Short exercise 1: Please return the stretch of the listing from the line containing "Find all labels, buttons, inputs, and" through the line containing "legend-item-4: 4 bbox=[1475, 296, 1532, 315]", both included, reproducing each line unchanged and giving nothing else.

Excerpted passage:
--- BEGIN ---
Currently, the Democratic Party holds the majority in the House and, with the tie-breaking vote of the vice president, holds an effective majority in the Senate. President Joe Biden’s newly released national security strategy and national defence strategy demonstrate bipartisan consensus and continuity with the previous administration on threats posed in the Indo-Pacific region. The Congress has shown the same commitment through broad consensus to support and work with key allies such as Australia on these issues.

There are three possible outcomes of the midterm elections: the status quo is maintained, with a marginal Democrat hold in both the Senate and the House; a split Congress emerges where the Senate is held by one party and the House by the other; or the Republicans take both the Senate and the House.

A status quo outcome is least likely, but if this scenario comes to pass and the Democrats retain control of both chambers, Congress may empower the Biden administration to introduce policies and laws with less consultation or cooperation with the Republicans. It may also see reduced Republican willingness to offer bipartisanship in the lead-up to the 2024 presidential election. The Republican Party would probably seek to blame a Democrat-led Congress and White House for any domestic troubles, such as an economic downturn or energy shortages. That domestic disruption could spill into foreign affairs if, for example, US domestic politics is seen as outweighing US resourcing of Ukraine in its war with Russia.

In the second scenario, in which one party has the numbers in the House and the other has the numbers in the Senate, the Biden administration won’t be able to push through controversial legislation by sheer weight of numbers. However, a Republican win in either chamber (but not both chambers) and committees that change accordingly could stall legislation and lead to congressional gridlock as each side tries to advance its own agenda in the lead-up to 2024.

A split Congress will likely view foreign policy legislation and oversight activity through a lens of domestic politics and partisanship. In this scenario, we expect to see partisanship between the two chambers and within the individual committees, which may lead to reduced agreement. Precedent indicates that there’s likely to be more cooperation in committees that are working directly and collaboratively on foreign policy than in the broader theatre of the chambers. That could change quickly if, for example, resourcing Ukraine in the war in Europe loses popularity domestically.

An agreement such as AUKUS depends on it being both a domestic and a foreign policy priority. Congress will continue to strongly support AUKUS. However, new policies for the second pillar of AUKUS’s work program (advanced capabilities such as artificial intelligence, quantum computing and hypersonics) may become harder to develop due to overlap between domestic and foreign policy. Domestic battles may also rank above foreign policy considerations.
--- END ---
Input for this task:
--- BEGIN ---
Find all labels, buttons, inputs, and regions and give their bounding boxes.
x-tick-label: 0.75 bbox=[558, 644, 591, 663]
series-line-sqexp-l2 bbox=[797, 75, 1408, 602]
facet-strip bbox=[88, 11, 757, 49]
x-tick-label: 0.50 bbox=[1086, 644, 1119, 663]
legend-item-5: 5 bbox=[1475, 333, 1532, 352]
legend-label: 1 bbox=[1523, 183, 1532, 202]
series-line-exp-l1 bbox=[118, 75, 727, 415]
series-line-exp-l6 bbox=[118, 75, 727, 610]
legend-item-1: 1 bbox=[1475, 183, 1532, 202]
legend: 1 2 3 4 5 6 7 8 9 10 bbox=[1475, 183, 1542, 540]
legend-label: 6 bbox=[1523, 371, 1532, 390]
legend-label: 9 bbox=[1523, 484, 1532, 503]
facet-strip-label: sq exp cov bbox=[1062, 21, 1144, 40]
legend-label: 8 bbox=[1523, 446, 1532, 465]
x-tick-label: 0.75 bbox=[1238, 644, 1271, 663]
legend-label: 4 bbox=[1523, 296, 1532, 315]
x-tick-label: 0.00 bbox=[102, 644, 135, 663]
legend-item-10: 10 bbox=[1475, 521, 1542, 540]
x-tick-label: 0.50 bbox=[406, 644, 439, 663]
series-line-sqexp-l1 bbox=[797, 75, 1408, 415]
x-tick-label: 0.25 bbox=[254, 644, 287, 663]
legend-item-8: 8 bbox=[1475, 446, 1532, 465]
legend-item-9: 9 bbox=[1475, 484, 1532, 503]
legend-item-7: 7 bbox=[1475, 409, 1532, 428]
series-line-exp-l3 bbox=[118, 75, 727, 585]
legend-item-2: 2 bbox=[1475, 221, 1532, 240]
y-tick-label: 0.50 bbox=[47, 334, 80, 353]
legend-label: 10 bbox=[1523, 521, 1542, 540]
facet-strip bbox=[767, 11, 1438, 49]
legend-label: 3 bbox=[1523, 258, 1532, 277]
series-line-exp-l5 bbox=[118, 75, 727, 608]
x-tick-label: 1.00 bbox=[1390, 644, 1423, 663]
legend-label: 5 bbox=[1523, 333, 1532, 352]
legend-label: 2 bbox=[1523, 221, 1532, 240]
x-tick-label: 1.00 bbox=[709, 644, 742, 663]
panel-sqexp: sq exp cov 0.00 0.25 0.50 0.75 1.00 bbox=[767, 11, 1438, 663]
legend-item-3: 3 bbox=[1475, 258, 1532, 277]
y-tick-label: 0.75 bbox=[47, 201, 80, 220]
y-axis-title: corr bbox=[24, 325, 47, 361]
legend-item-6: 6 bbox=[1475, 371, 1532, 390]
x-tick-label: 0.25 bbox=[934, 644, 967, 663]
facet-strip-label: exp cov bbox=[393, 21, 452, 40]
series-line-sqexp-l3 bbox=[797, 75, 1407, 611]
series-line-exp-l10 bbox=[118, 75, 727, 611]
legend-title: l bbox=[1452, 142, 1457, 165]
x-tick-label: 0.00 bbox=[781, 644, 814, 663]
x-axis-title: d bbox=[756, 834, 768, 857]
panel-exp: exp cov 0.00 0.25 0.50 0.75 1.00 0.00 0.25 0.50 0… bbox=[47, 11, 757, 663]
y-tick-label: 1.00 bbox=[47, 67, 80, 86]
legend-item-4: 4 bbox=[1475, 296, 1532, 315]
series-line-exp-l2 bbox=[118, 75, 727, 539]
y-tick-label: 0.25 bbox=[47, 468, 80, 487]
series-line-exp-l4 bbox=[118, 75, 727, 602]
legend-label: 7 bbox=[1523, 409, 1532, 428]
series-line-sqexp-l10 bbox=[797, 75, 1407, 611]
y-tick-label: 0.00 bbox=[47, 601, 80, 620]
--- END ---
--- BEGIN ---
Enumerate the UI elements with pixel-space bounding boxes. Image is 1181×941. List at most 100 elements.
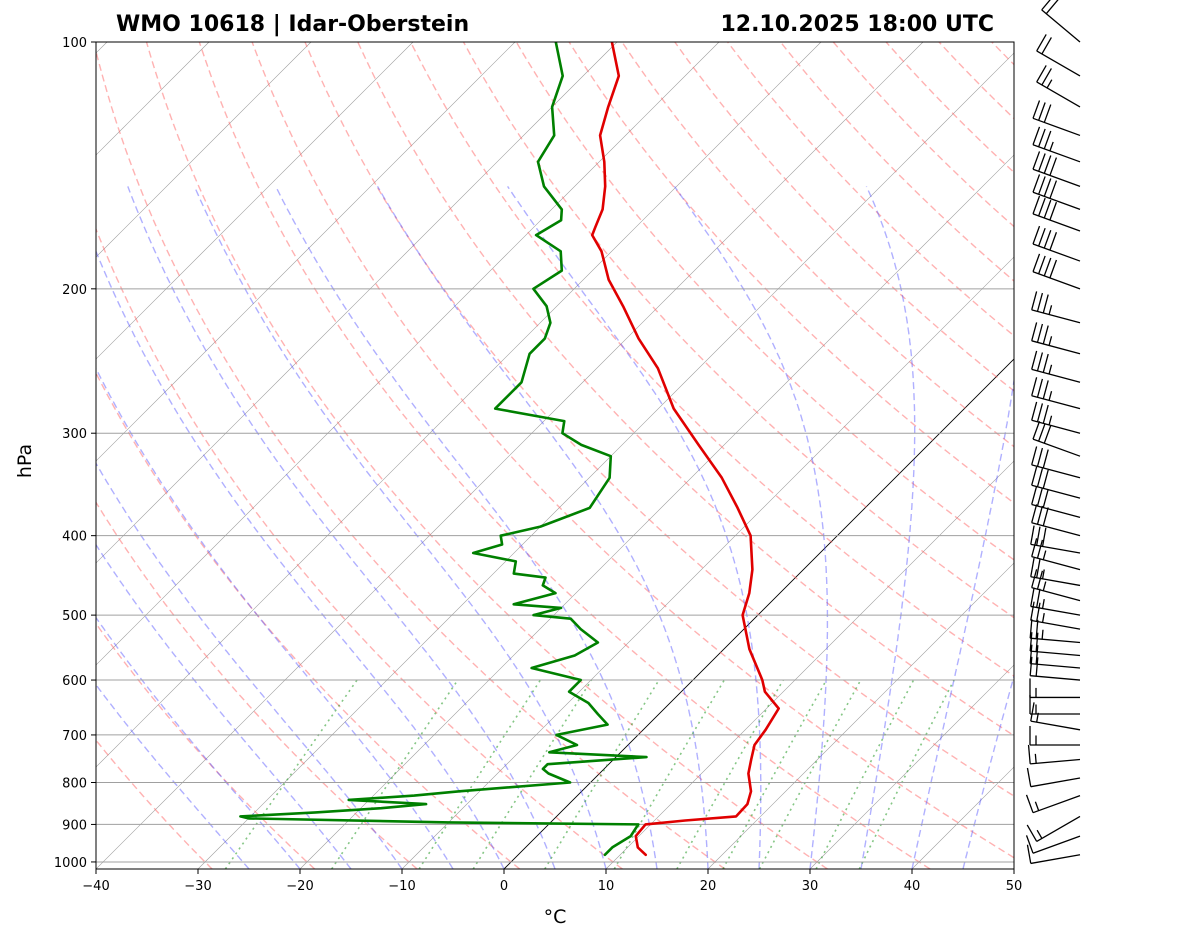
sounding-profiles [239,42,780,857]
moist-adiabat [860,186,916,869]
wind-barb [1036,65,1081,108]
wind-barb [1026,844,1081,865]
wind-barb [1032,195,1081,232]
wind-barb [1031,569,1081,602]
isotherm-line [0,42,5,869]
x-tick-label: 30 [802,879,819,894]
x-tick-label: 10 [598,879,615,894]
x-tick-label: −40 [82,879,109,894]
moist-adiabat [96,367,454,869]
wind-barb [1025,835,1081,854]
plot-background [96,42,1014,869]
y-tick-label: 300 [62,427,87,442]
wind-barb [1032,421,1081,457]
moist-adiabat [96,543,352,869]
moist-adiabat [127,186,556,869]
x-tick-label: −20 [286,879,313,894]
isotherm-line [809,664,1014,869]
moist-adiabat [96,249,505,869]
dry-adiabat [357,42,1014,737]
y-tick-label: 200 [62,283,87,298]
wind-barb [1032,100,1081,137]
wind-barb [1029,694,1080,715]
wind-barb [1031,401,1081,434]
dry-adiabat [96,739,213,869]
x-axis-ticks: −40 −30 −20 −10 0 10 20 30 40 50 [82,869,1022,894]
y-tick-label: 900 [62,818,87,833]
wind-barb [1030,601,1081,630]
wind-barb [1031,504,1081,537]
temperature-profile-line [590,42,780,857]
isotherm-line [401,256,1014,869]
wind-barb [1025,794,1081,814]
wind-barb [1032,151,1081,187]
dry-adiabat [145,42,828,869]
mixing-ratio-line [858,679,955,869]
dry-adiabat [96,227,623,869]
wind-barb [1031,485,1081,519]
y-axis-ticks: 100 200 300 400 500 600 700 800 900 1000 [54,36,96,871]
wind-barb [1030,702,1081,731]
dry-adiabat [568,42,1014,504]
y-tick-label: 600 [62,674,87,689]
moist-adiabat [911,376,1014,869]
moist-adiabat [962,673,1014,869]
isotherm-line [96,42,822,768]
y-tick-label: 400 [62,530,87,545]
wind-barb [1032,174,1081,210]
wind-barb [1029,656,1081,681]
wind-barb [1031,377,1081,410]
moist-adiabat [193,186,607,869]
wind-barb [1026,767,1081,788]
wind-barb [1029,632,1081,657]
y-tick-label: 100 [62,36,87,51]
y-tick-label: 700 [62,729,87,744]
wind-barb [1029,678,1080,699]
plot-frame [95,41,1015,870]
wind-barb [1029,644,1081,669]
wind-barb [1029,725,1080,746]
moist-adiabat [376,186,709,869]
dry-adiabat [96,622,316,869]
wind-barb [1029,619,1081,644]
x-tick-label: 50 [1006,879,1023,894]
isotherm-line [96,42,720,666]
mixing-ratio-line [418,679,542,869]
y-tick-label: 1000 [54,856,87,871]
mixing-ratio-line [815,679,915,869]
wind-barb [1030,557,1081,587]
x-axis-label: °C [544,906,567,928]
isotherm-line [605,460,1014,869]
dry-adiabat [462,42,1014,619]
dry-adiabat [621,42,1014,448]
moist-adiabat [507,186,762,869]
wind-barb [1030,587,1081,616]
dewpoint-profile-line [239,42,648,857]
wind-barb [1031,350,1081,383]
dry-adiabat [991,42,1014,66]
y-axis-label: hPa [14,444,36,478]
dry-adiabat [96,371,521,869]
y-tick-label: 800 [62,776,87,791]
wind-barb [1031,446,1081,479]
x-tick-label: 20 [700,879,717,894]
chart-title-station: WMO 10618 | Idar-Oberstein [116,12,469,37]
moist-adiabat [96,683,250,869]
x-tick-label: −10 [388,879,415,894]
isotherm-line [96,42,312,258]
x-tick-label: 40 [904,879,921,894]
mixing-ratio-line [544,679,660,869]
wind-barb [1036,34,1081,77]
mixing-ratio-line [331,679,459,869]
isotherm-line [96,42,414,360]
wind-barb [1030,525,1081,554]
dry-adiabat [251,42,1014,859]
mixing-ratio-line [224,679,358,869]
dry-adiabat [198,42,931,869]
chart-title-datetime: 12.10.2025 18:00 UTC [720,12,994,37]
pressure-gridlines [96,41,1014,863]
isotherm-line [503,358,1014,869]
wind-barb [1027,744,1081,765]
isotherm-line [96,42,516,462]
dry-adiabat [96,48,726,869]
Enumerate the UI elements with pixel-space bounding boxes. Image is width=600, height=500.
--- END ---
--- BEGIN ---
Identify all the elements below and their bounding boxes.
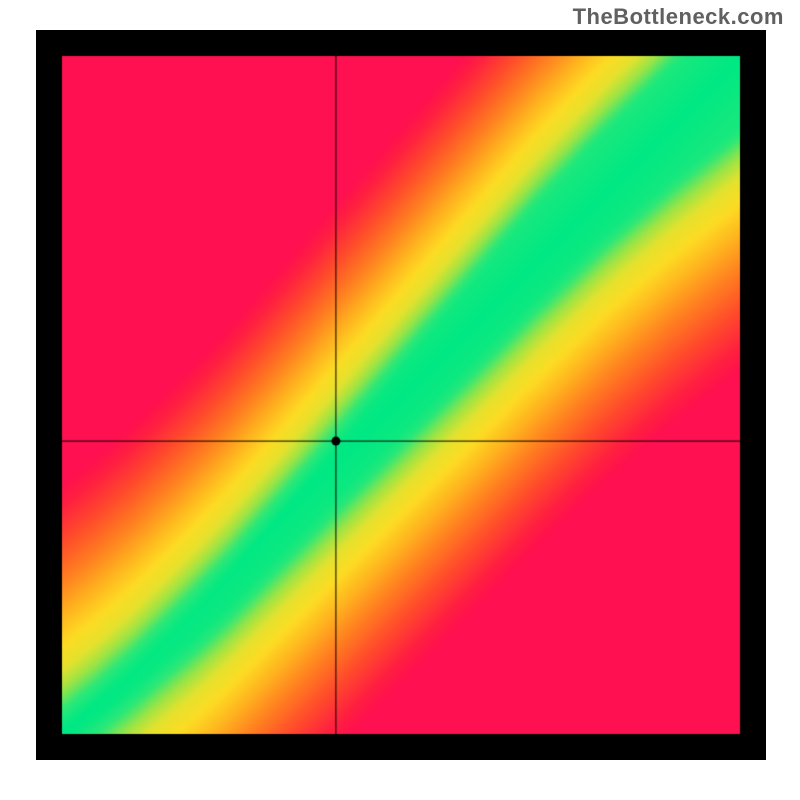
--- END ---
Short exercise 2: Retype the stretch of the midterm elections passage from "An agreement such" through "foreign policy considerations." with every word and punctuation mark unchanged.

Expected output 1:
Find all labels, buttons, inputs, and regions and give their bounding boxes.
x-tick-label: 0.75 bbox=[558, 644, 591, 663]
series-line-sqexp-l2 bbox=[797, 75, 1408, 602]
facet-strip bbox=[88, 11, 757, 49]
x-tick-label: 0.50 bbox=[1086, 644, 1119, 663]
legend-item-5: 5 bbox=[1475, 333, 1532, 352]
legend-label: 1 bbox=[1523, 183, 1532, 202]
series-line-exp-l1 bbox=[118, 75, 727, 415]
series-line-exp-l6 bbox=[118, 75, 727, 610]
legend-item-1: 1 bbox=[1475, 183, 1532, 202]
legend: 1 2 3 4 5 6 7 8 9 10 bbox=[1475, 183, 1542, 540]
legend-label: 6 bbox=[1523, 371, 1532, 390]
legend-label: 9 bbox=[1523, 484, 1532, 503]
facet-strip-label: sq exp cov bbox=[1062, 21, 1144, 40]
legend-label: 8 bbox=[1523, 446, 1532, 465]
x-tick-label: 0.75 bbox=[1238, 644, 1271, 663]
legend-label: 4 bbox=[1523, 296, 1532, 315]
x-tick-label: 0.00 bbox=[102, 644, 135, 663]
legend-item-10: 10 bbox=[1475, 521, 1542, 540]
x-tick-label: 0.50 bbox=[406, 644, 439, 663]
series-line-sqexp-l1 bbox=[797, 75, 1408, 415]
x-tick-label: 0.25 bbox=[254, 644, 287, 663]
legend-item-8: 8 bbox=[1475, 446, 1532, 465]
legend-item-9: 9 bbox=[1475, 484, 1532, 503]
legend-item-7: 7 bbox=[1475, 409, 1532, 428]
series-line-exp-l3 bbox=[118, 75, 727, 585]
legend-item-2: 2 bbox=[1475, 221, 1532, 240]
y-tick-label: 0.50 bbox=[47, 334, 80, 353]
legend-label: 10 bbox=[1523, 521, 1542, 540]
facet-strip bbox=[767, 11, 1438, 49]
legend-label: 3 bbox=[1523, 258, 1532, 277]
series-line-exp-l5 bbox=[118, 75, 727, 608]
x-tick-label: 1.00 bbox=[1390, 644, 1423, 663]
legend-label: 5 bbox=[1523, 333, 1532, 352]
legend-label: 2 bbox=[1523, 221, 1532, 240]
x-tick-label: 1.00 bbox=[709, 644, 742, 663]
panel-sqexp: sq exp cov 0.00 0.25 0.50 0.75 1.00 bbox=[767, 11, 1438, 663]
legend-item-3: 3 bbox=[1475, 258, 1532, 277]
y-tick-label: 0.75 bbox=[47, 201, 80, 220]
y-axis-title: corr bbox=[24, 325, 47, 361]
legend-item-6: 6 bbox=[1475, 371, 1532, 390]
x-tick-label: 0.25 bbox=[934, 644, 967, 663]
facet-strip-label: exp cov bbox=[393, 21, 452, 40]
series-line-sqexp-l3 bbox=[797, 75, 1407, 611]
series-line-exp-l10 bbox=[118, 75, 727, 611]
legend-title: l bbox=[1452, 142, 1457, 165]
x-tick-label: 0.00 bbox=[781, 644, 814, 663]
x-axis-title: d bbox=[756, 834, 768, 857]
panel-exp: exp cov 0.00 0.25 0.50 0.75 1.00 0.00 0.25 0.50 0… bbox=[47, 11, 757, 663]
y-tick-label: 1.00 bbox=[47, 67, 80, 86]
legend-item-4: 4 bbox=[1475, 296, 1532, 315]

Expected output 2:
An agreement such as AUKUS depends on it being both a domestic and a foreign policy priority. Congress will continue to strongly support AUKUS. However, new policies for the second pillar of AUKUS’s work program (advanced capabilities such as artificial intelligence, quantum computing and hypersonics) may become harder to develop due to overlap between domestic and foreign policy. Domestic battles may also rank above foreign policy considerations.